_What is asked_
Give only a count of the lines that include the string "rewarded".
* start Input *
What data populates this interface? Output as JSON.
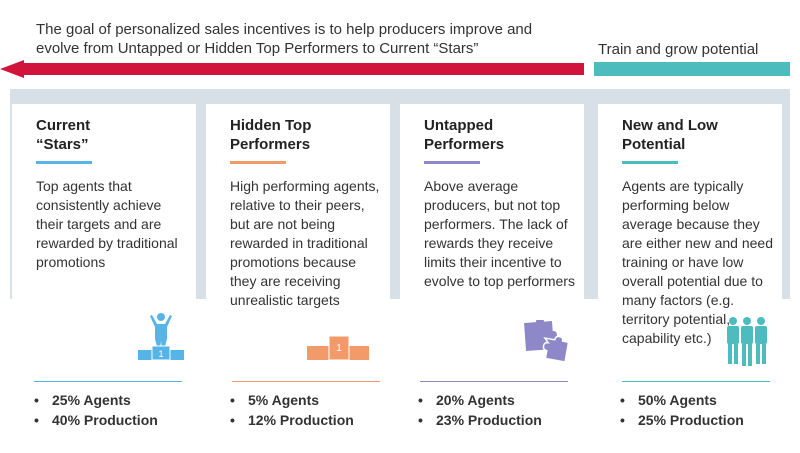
{
  "intro_text": "The goal of personalized sales incentives is to help producers improve and evolve from Untapped or Hidden Top Performers to Current “Stars”",
  "train_text": "Train and grow potential",
  "colors": {
    "arrow_red": "#d1143c",
    "teal": "#4cbcbf",
    "band": "#d7dfe7",
    "stars_accent": "#56b4e6",
    "hidden_accent": "#f39a6b",
    "untapped_accent": "#8e88c9",
    "new_accent": "#4cbcbf"
  },
  "cards": [
    {
      "title_line1": "Current",
      "title_line2": "“Stars”",
      "description": "Top agents that consistently achieve their targets and are rewarded by traditional promotions",
      "icon": "champion-podium-icon",
      "podium_label": "1",
      "stats": [
        "25% Agents",
        "40% Production"
      ]
    },
    {
      "title_line1": "Hidden Top",
      "title_line2": "Performers",
      "description": "High performing agents, relative to their peers, but are not being rewarded in traditional promotions because they are receiving unrealistic targets",
      "icon": "empty-podium-icon",
      "podium_label": "1",
      "stats": [
        "5% Agents",
        "12% Production"
      ]
    },
    {
      "title_line1": "Untapped",
      "title_line2": "Performers",
      "description": "Above average producers, but not top performers. The lack of rewards they receive limits their incentive to evolve to top performers",
      "icon": "puzzle-pieces-icon",
      "stats": [
        "20% Agents",
        "23% Production"
      ]
    },
    {
      "title_line1": "New and Low",
      "title_line2": "Potential",
      "description": "Agents are typically performing below average because they are either new and need training or have low overall potential due to many factors (e.g. territory potential, capability etc.)",
      "icon": "people-group-icon",
      "stats": [
        "50% Agents",
        "25% Production"
      ]
    }
  ]
}
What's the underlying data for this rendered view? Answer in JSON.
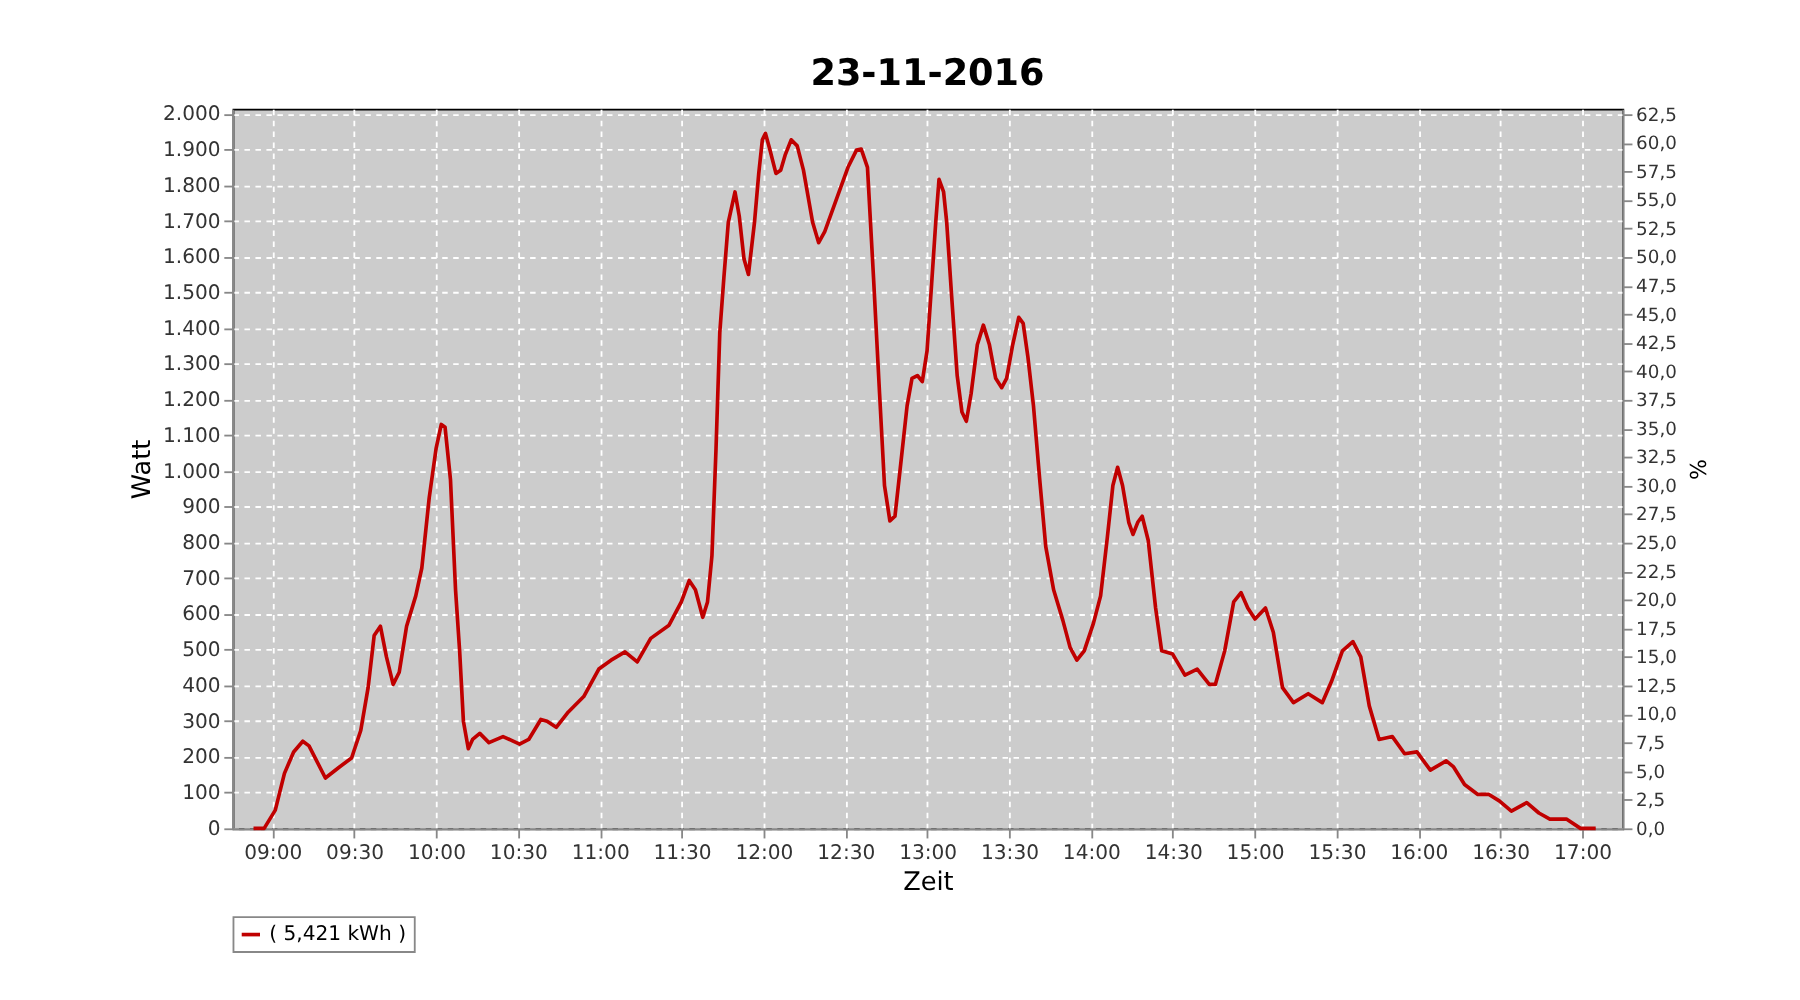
{
  "chart_data": {
    "type": "line",
    "title": "23-11-2016",
    "xlabel": "Zeit",
    "ylabel": "Watt",
    "y2label": "%",
    "x": [
      8.885,
      8.95,
      9.018,
      9.074,
      9.13,
      9.186,
      9.224,
      9.324,
      9.41,
      9.484,
      9.54,
      9.585,
      9.622,
      9.66,
      9.697,
      9.738,
      9.775,
      9.82,
      9.876,
      9.913,
      9.958,
      10.0,
      10.032,
      10.055,
      10.088,
      10.119,
      10.144,
      10.167,
      10.197,
      10.223,
      10.267,
      10.323,
      10.409,
      10.51,
      10.566,
      10.64,
      10.678,
      10.734,
      10.808,
      10.902,
      10.994,
      11.069,
      11.154,
      11.229,
      11.311,
      11.423,
      11.498,
      11.546,
      11.584,
      11.629,
      11.658,
      11.685,
      11.71,
      11.733,
      11.758,
      11.785,
      11.826,
      11.852,
      11.881,
      11.908,
      11.945,
      11.971,
      11.993,
      12.012,
      12.038,
      12.076,
      12.105,
      12.132,
      12.169,
      12.206,
      12.244,
      12.3,
      12.337,
      12.374,
      12.449,
      12.516,
      12.568,
      12.597,
      12.635,
      12.672,
      12.709,
      12.739,
      12.772,
      12.803,
      12.84,
      12.877,
      12.907,
      12.94,
      12.97,
      12.999,
      13.027,
      13.052,
      13.072,
      13.1,
      13.119,
      13.149,
      13.183,
      13.212,
      13.239,
      13.268,
      13.306,
      13.343,
      13.38,
      13.418,
      13.455,
      13.485,
      13.522,
      13.559,
      13.586,
      13.615,
      13.649,
      13.687,
      13.724,
      13.772,
      13.828,
      13.873,
      13.914,
      13.959,
      14.015,
      14.059,
      14.1,
      14.134,
      14.163,
      14.193,
      14.231,
      14.257,
      14.286,
      14.313,
      14.35,
      14.395,
      14.432,
      14.499,
      14.574,
      14.649,
      14.723,
      14.76,
      14.817,
      14.872,
      14.917,
      14.958,
      15.002,
      15.066,
      15.114,
      15.17,
      15.237,
      15.327,
      15.413,
      15.469,
      15.536,
      15.6,
      15.648,
      15.7,
      15.76,
      15.841,
      15.916,
      15.991,
      16.073,
      16.17,
      16.215,
      16.282,
      16.363,
      16.431,
      16.494,
      16.568,
      16.662,
      16.736,
      16.803,
      16.904,
      16.99,
      17.083
    ],
    "series": [
      {
        "name": "( 5,421 kWh )",
        "color": "#c00000",
        "values": [
          0,
          0,
          51,
          154,
          214,
          244,
          231,
          141,
          172,
          197,
          274,
          394,
          540,
          566,
          480,
          403,
          437,
          566,
          651,
          729,
          925,
          1063,
          1131,
          1123,
          977,
          668,
          497,
          300,
          223,
          249,
          266,
          240,
          257,
          236,
          249,
          305,
          300,
          283,
          326,
          369,
          446,
          471,
          494,
          466,
          532,
          569,
          634,
          694,
          668,
          591,
          634,
          763,
          1063,
          1388,
          1542,
          1697,
          1782,
          1714,
          1594,
          1551,
          1697,
          1834,
          1928,
          1946,
          1902,
          1834,
          1843,
          1885,
          1928,
          1911,
          1843,
          1697,
          1640,
          1671,
          1766,
          1851,
          1899,
          1902,
          1851,
          1542,
          1217,
          960,
          861,
          874,
          1028,
          1183,
          1260,
          1268,
          1251,
          1337,
          1525,
          1697,
          1817,
          1782,
          1697,
          1491,
          1268,
          1166,
          1140,
          1217,
          1354,
          1409,
          1354,
          1260,
          1234,
          1260,
          1354,
          1431,
          1414,
          1320,
          1183,
          977,
          789,
          668,
          583,
          506,
          471,
          497,
          574,
          651,
          814,
          960,
          1011,
          960,
          857,
          823,
          857,
          874,
          806,
          617,
          497,
          488,
          429,
          446,
          403,
          403,
          497,
          634,
          660,
          617,
          586,
          617,
          549,
          394,
          352,
          377,
          352,
          411,
          497,
          523,
          480,
          343,
          249,
          257,
          209,
          214,
          163,
          189,
          172,
          123,
          95,
          95,
          77,
          48,
          72,
          43,
          26,
          26,
          0,
          0
        ]
      }
    ],
    "xlim": [
      8.757,
      17.246
    ],
    "xticks": [
      {
        "value": 9,
        "label": "09:00"
      },
      {
        "value": 9.5,
        "label": "09:30"
      },
      {
        "value": 10,
        "label": "10:00"
      },
      {
        "value": 10.5,
        "label": "10:30"
      },
      {
        "value": 11,
        "label": "11:00"
      },
      {
        "value": 11.5,
        "label": "11:30"
      },
      {
        "value": 12,
        "label": "12:00"
      },
      {
        "value": 12.5,
        "label": "12:30"
      },
      {
        "value": 13,
        "label": "13:00"
      },
      {
        "value": 13.5,
        "label": "13:30"
      },
      {
        "value": 14,
        "label": "14:00"
      },
      {
        "value": 14.5,
        "label": "14:30"
      },
      {
        "value": 15,
        "label": "15:00"
      },
      {
        "value": 15.5,
        "label": "15:30"
      },
      {
        "value": 16,
        "label": "16:00"
      },
      {
        "value": 16.5,
        "label": "16:30"
      },
      {
        "value": 17,
        "label": "17:00"
      }
    ],
    "ylim": [
      0,
      2015
    ],
    "yticks": [
      0,
      100,
      200,
      300,
      400,
      500,
      600,
      700,
      800,
      900,
      {
        "value": 1000,
        "label": "1.000"
      },
      {
        "value": 1100,
        "label": "1.100"
      },
      {
        "value": 1200,
        "label": "1.200"
      },
      {
        "value": 1300,
        "label": "1.300"
      },
      {
        "value": 1400,
        "label": "1.400"
      },
      {
        "value": 1500,
        "label": "1.500"
      },
      {
        "value": 1600,
        "label": "1.600"
      },
      {
        "value": 1700,
        "label": "1.700"
      },
      {
        "value": 1800,
        "label": "1.800"
      },
      {
        "value": 1900,
        "label": "1.900"
      },
      {
        "value": 2000,
        "label": "2.000"
      }
    ],
    "y2lim": [
      0,
      62.97
    ],
    "y2ticks": [
      {
        "value": 0,
        "label": "0,0"
      },
      {
        "value": 2.5,
        "label": "2,5"
      },
      {
        "value": 5,
        "label": "5,0"
      },
      {
        "value": 7.5,
        "label": "7,5"
      },
      {
        "value": 10,
        "label": "10,0"
      },
      {
        "value": 12.5,
        "label": "12,5"
      },
      {
        "value": 15,
        "label": "15,0"
      },
      {
        "value": 17.5,
        "label": "17,5"
      },
      {
        "value": 20,
        "label": "20,0"
      },
      {
        "value": 22.5,
        "label": "22,5"
      },
      {
        "value": 25,
        "label": "25,0"
      },
      {
        "value": 27.5,
        "label": "27,5"
      },
      {
        "value": 30,
        "label": "30,0"
      },
      {
        "value": 32.5,
        "label": "32,5"
      },
      {
        "value": 35,
        "label": "35,0"
      },
      {
        "value": 37.5,
        "label": "37,5"
      },
      {
        "value": 40,
        "label": "40,0"
      },
      {
        "value": 42.5,
        "label": "42,5"
      },
      {
        "value": 45,
        "label": "45,0"
      },
      {
        "value": 47.5,
        "label": "47,5"
      },
      {
        "value": 50,
        "label": "50,0"
      },
      {
        "value": 52.5,
        "label": "52,5"
      },
      {
        "value": 55,
        "label": "55,0"
      },
      {
        "value": 57.5,
        "label": "57,5"
      },
      {
        "value": 60,
        "label": "60,0"
      },
      {
        "value": 62.5,
        "label": "62,5"
      }
    ],
    "grid": true,
    "legend": "bottom",
    "marker": "none",
    "line_style": "solid"
  }
}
* end Input *
_Solved exercise_
2